====== Data supplied ======
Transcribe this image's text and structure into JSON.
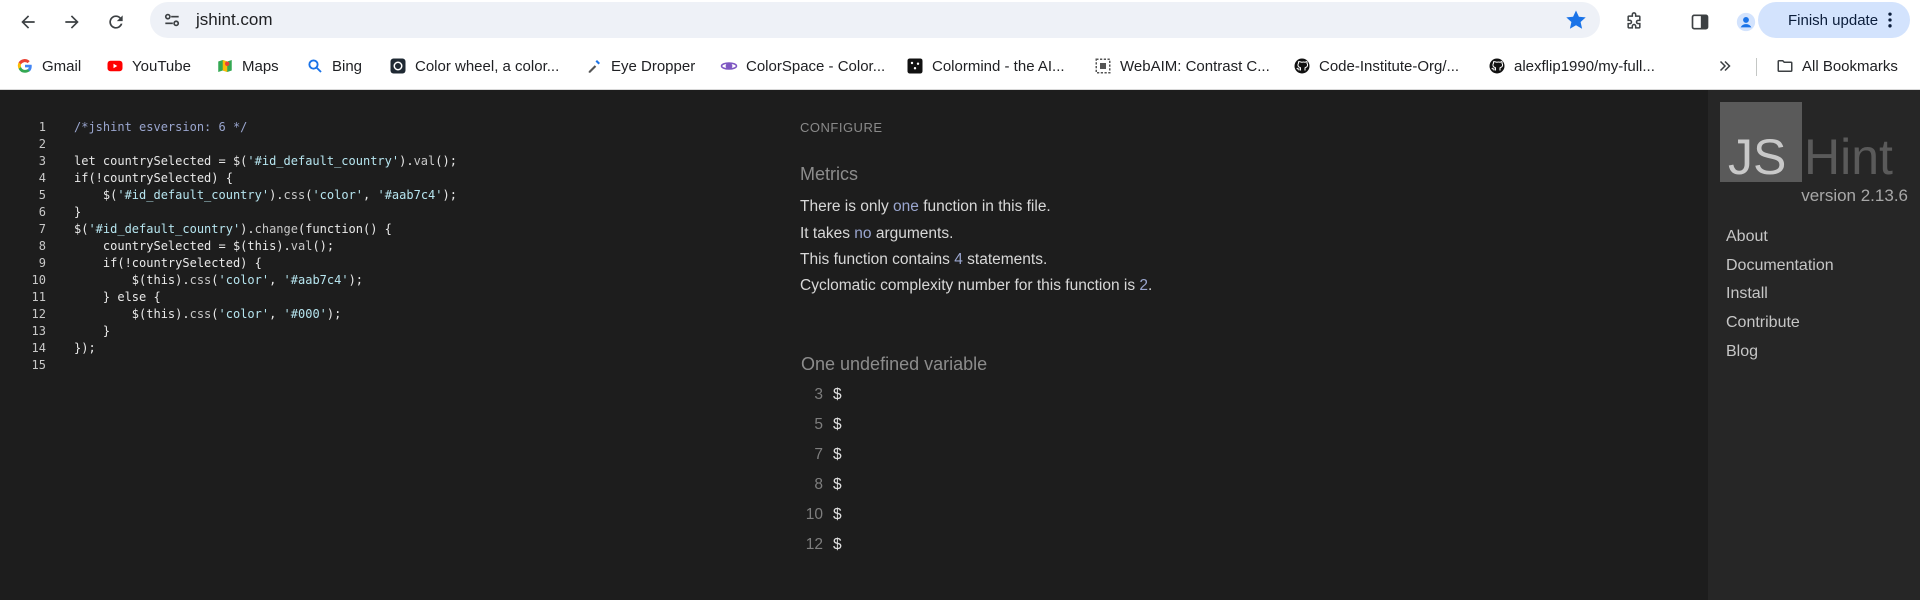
{
  "browser": {
    "url": "jshint.com",
    "finish_update_label": "Finish update",
    "bookmarks": [
      {
        "label": "Gmail",
        "icon": "gmail-icon"
      },
      {
        "label": "YouTube",
        "icon": "youtube-icon"
      },
      {
        "label": "Maps",
        "icon": "maps-icon"
      },
      {
        "label": "Bing",
        "icon": "bing-icon"
      },
      {
        "label": "Color wheel, a color...",
        "icon": "color-wheel-icon"
      },
      {
        "label": "Eye Dropper",
        "icon": "eye-dropper-icon"
      },
      {
        "label": "ColorSpace - Color...",
        "icon": "colorspace-icon"
      },
      {
        "label": "Colormind - the AI...",
        "icon": "colormind-icon"
      },
      {
        "label": "WebAIM: Contrast C...",
        "icon": "webaim-icon"
      },
      {
        "label": "Code-Institute-Org/...",
        "icon": "github-icon"
      },
      {
        "label": "alexflip1990/my-full...",
        "icon": "github-icon"
      }
    ],
    "all_bookmarks_label": "All Bookmarks"
  },
  "editor": {
    "lines": [
      {
        "n": "1"
      },
      {
        "n": "2"
      },
      {
        "n": "3"
      },
      {
        "n": "4"
      },
      {
        "n": "5"
      },
      {
        "n": "6"
      },
      {
        "n": "7"
      },
      {
        "n": "8"
      },
      {
        "n": "9"
      },
      {
        "n": "10"
      },
      {
        "n": "11"
      },
      {
        "n": "12"
      },
      {
        "n": "13"
      },
      {
        "n": "14"
      },
      {
        "n": "15"
      }
    ],
    "code": {
      "l1": "/*jshint esversion: 6 */",
      "l3a": "let countrySelected = $(",
      "l3b": "'#id_default_country'",
      "l3c": ").",
      "l3d": "val",
      "l3e": "();",
      "l4": "if(!countrySelected) {",
      "l5a": "    $(",
      "l5b": "'#id_default_country'",
      "l5c": ").",
      "l5d": "css",
      "l5e": "(",
      "l5f": "'color'",
      "l5g": ", ",
      "l5h": "'#aab7c4'",
      "l5i": ");",
      "l6": "}",
      "l7a": "$(",
      "l7b": "'#id_default_country'",
      "l7c": ").",
      "l7d": "change",
      "l7e": "(function() {",
      "l8a": "    countrySelected = $(this).",
      "l8b": "val",
      "l8c": "();",
      "l9": "    if(!countrySelected) {",
      "l10a": "        $(this).",
      "l10b": "css",
      "l10c": "(",
      "l10d": "'color'",
      "l10e": ", ",
      "l10f": "'#aab7c4'",
      "l10g": ");",
      "l11": "    } else {",
      "l12a": "        $(this).",
      "l12b": "css",
      "l12c": "(",
      "l12d": "'color'",
      "l12e": ", ",
      "l12f": "'#000'",
      "l12g": ");",
      "l13": "    }",
      "l14": "});"
    }
  },
  "report": {
    "configure_label": "CONFIGURE",
    "metrics_title": "Metrics",
    "metric1_pre": "There is only ",
    "metric1_hl": "one",
    "metric1_post": " function in this file.",
    "metric2_pre": "It takes ",
    "metric2_hl": "no",
    "metric2_post": " arguments.",
    "metric3_pre": "This function contains ",
    "metric3_hl": "4",
    "metric3_post": " statements.",
    "metric4_pre": "Cyclomatic complexity number for this function is ",
    "metric4_hl": "2",
    "metric4_post": ".",
    "undefined_title": "One undefined variable",
    "undefined": [
      {
        "line": "3",
        "var": "$"
      },
      {
        "line": "5",
        "var": "$"
      },
      {
        "line": "7",
        "var": "$"
      },
      {
        "line": "8",
        "var": "$"
      },
      {
        "line": "10",
        "var": "$"
      },
      {
        "line": "12",
        "var": "$"
      }
    ]
  },
  "sidebar": {
    "logo_left": "JS",
    "logo_right": "Hint",
    "version": "version 2.13.6",
    "links": [
      "About",
      "Documentation",
      "Install",
      "Contribute",
      "Blog"
    ]
  },
  "colors": {
    "page_bg": "#1d1d1d",
    "sidebar_bg": "#262626",
    "accent_blue": "#1a73e8",
    "update_pill": "#d3e3fd"
  }
}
======
» **Brief**
Where a line above contains the string "wheel", copy that line.

» **Response to the task**
        "label": "Color wheel, a color...",
        "icon": "color-wheel-icon"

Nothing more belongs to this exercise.